* Begin Data shown *
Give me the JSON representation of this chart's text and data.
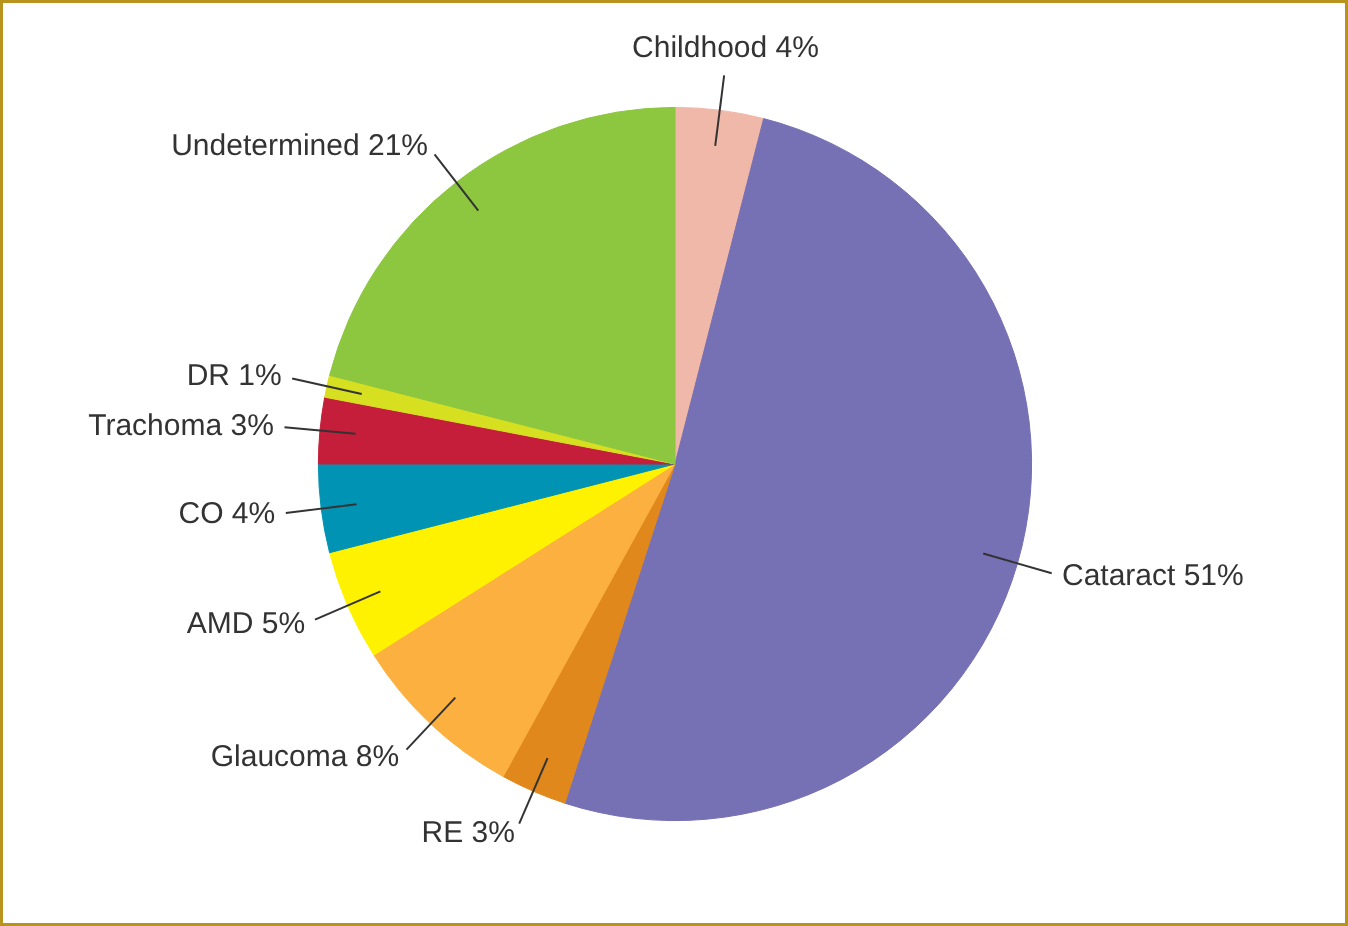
{
  "chart_data": {
    "type": "pie",
    "categories": [
      "Childhood",
      "Cataract",
      "RE",
      "Glaucoma",
      "AMD",
      "CO",
      "Trachoma",
      "DR",
      "Undetermined"
    ],
    "values": [
      4,
      51,
      3,
      8,
      5,
      4,
      3,
      1,
      21
    ],
    "value_labels": [
      "4%",
      "51%",
      "3%",
      "8%",
      "5%",
      "4%",
      "3%",
      "1%",
      "21%"
    ],
    "colors": [
      "#f0b8a8",
      "#7670b4",
      "#e0881c",
      "#fbb040",
      "#fff200",
      "#0093b4",
      "#c41e3a",
      "#d6e021",
      "#8dc63f"
    ]
  }
}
* End Data shown *
Objective: Exclude the images, then output the data above word for word.

Result of this task:
Give me the JSON representation of this chart's text and data.
{
  "chart_data": {
    "type": "pie",
    "categories": [
      "Childhood",
      "Cataract",
      "RE",
      "Glaucoma",
      "AMD",
      "CO",
      "Trachoma",
      "DR",
      "Undetermined"
    ],
    "values": [
      4,
      51,
      3,
      8,
      5,
      4,
      3,
      1,
      21
    ],
    "value_labels": [
      "4%",
      "51%",
      "3%",
      "8%",
      "5%",
      "4%",
      "3%",
      "1%",
      "21%"
    ],
    "colors": [
      "#f0b8a8",
      "#7670b4",
      "#e0881c",
      "#fbb040",
      "#fff200",
      "#0093b4",
      "#c41e3a",
      "#d6e021",
      "#8dc63f"
    ]
  }
}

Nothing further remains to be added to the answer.